**Written exercise**
Set every record down verbatim and omit the pictures.

— begin Extracted information —

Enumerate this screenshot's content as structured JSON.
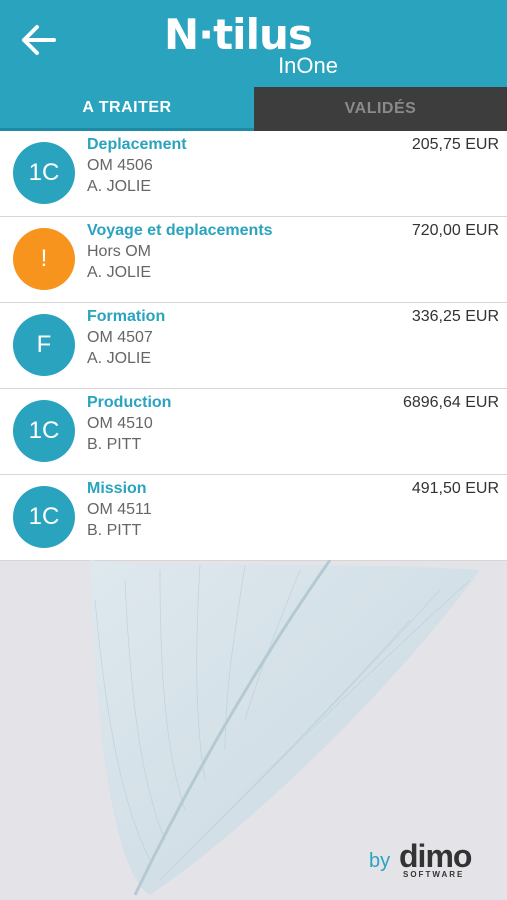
{
  "header": {
    "back_icon": "arrow-left-icon",
    "logo_main": "N·tilus",
    "logo_sub": "InOne"
  },
  "tabs": [
    {
      "label": "A TRAITER",
      "active": true
    },
    {
      "label": "VALIDÉS",
      "active": false
    }
  ],
  "items": [
    {
      "avatar": "1C",
      "avatar_color": "#2aa3bf",
      "title": "Deplacement",
      "line2": "OM 4506",
      "line3": "A. JOLIE",
      "amount": "205,75 EUR"
    },
    {
      "avatar": "!",
      "avatar_color": "#f7941d",
      "title": "Voyage et deplacements",
      "line2": "Hors OM",
      "line3": "A. JOLIE",
      "amount": "720,00 EUR"
    },
    {
      "avatar": "F",
      "avatar_color": "#2aa3bf",
      "title": "Formation",
      "line2": "OM 4507",
      "line3": "A. JOLIE",
      "amount": "336,25 EUR"
    },
    {
      "avatar": "1C",
      "avatar_color": "#2aa3bf",
      "title": "Production",
      "line2": "OM 4510",
      "line3": "B. PITT",
      "amount": "6896,64 EUR"
    },
    {
      "avatar": "1C",
      "avatar_color": "#2aa3bf",
      "title": "Mission",
      "line2": "OM 4511",
      "line3": "B. PITT",
      "amount": "491,50 EUR"
    }
  ],
  "footer": {
    "by": "by",
    "brand": "dimo",
    "brand_sub": "SOFTWARE"
  },
  "colors": {
    "accent": "#2aa3bf",
    "warning": "#f7941d",
    "tab_inactive_bg": "#3d3d3d"
  }
}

— end Extracted information —

**Answer to this problem**
Enumerate this screenshot's content as structured JSON.
{
  "header": {
    "back_icon": "arrow-left-icon",
    "logo_main": "N·tilus",
    "logo_sub": "InOne"
  },
  "tabs": [
    {
      "label": "A TRAITER",
      "active": true
    },
    {
      "label": "VALIDÉS",
      "active": false
    }
  ],
  "items": [
    {
      "avatar": "1C",
      "avatar_color": "#2aa3bf",
      "title": "Deplacement",
      "line2": "OM 4506",
      "line3": "A. JOLIE",
      "amount": "205,75 EUR"
    },
    {
      "avatar": "!",
      "avatar_color": "#f7941d",
      "title": "Voyage et deplacements",
      "line2": "Hors OM",
      "line3": "A. JOLIE",
      "amount": "720,00 EUR"
    },
    {
      "avatar": "F",
      "avatar_color": "#2aa3bf",
      "title": "Formation",
      "line2": "OM 4507",
      "line3": "A. JOLIE",
      "amount": "336,25 EUR"
    },
    {
      "avatar": "1C",
      "avatar_color": "#2aa3bf",
      "title": "Production",
      "line2": "OM 4510",
      "line3": "B. PITT",
      "amount": "6896,64 EUR"
    },
    {
      "avatar": "1C",
      "avatar_color": "#2aa3bf",
      "title": "Mission",
      "line2": "OM 4511",
      "line3": "B. PITT",
      "amount": "491,50 EUR"
    }
  ],
  "footer": {
    "by": "by",
    "brand": "dimo",
    "brand_sub": "SOFTWARE"
  },
  "colors": {
    "accent": "#2aa3bf",
    "warning": "#f7941d",
    "tab_inactive_bg": "#3d3d3d"
  }
}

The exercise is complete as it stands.